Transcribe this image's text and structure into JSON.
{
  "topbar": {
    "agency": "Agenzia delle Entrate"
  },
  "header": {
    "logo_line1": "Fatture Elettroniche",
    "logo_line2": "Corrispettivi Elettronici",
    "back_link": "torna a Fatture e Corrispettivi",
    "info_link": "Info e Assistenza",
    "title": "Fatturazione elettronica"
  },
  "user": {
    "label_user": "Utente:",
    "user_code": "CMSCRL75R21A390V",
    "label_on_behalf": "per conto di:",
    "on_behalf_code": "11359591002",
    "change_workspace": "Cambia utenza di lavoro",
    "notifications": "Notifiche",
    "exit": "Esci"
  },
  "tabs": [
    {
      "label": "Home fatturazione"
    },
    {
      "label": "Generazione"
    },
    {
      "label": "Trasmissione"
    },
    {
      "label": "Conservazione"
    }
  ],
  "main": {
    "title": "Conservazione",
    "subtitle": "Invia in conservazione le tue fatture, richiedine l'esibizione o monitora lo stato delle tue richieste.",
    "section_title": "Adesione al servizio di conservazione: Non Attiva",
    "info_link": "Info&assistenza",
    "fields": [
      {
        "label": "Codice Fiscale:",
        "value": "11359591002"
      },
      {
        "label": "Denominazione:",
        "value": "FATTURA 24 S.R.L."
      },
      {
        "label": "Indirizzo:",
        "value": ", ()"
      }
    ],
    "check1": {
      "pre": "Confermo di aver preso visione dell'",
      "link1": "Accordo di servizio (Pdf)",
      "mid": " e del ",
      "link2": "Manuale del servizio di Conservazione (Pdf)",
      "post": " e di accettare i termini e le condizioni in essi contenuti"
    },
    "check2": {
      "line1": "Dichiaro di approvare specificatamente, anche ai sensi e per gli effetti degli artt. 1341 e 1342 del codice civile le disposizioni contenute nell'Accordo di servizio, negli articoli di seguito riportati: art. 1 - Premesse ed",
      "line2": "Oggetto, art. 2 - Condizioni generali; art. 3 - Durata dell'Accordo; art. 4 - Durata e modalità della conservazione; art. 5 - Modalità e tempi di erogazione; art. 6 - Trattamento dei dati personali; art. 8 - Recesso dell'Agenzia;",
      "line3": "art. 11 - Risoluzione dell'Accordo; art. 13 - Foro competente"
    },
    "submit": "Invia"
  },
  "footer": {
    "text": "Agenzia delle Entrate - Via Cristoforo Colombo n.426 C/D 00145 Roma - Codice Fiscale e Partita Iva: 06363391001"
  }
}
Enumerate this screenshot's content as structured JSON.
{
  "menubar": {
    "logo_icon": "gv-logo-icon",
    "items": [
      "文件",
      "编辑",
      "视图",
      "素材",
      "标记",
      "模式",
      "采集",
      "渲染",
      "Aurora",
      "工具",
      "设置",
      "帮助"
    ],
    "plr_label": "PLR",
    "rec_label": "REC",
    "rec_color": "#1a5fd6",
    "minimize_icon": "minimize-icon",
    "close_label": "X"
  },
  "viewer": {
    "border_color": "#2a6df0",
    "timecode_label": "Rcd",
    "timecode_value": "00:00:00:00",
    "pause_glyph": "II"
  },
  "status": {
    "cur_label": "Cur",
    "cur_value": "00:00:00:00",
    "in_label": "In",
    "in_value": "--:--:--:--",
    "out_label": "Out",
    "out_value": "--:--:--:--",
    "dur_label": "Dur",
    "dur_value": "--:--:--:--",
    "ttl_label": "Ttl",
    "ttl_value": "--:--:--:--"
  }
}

◆ ◆ ◆

WRITTEN EXERCISE:
Take every line from the data that contains the word "Fiscale".

TASK SOLUTION:
        "label": "Codice Fiscale:",
    "text": "Agenzia delle Entrate - Via Cristoforo Colombo n.426 C/D 00145 Roma - Codice Fiscale e Partita Iva: 06363391001"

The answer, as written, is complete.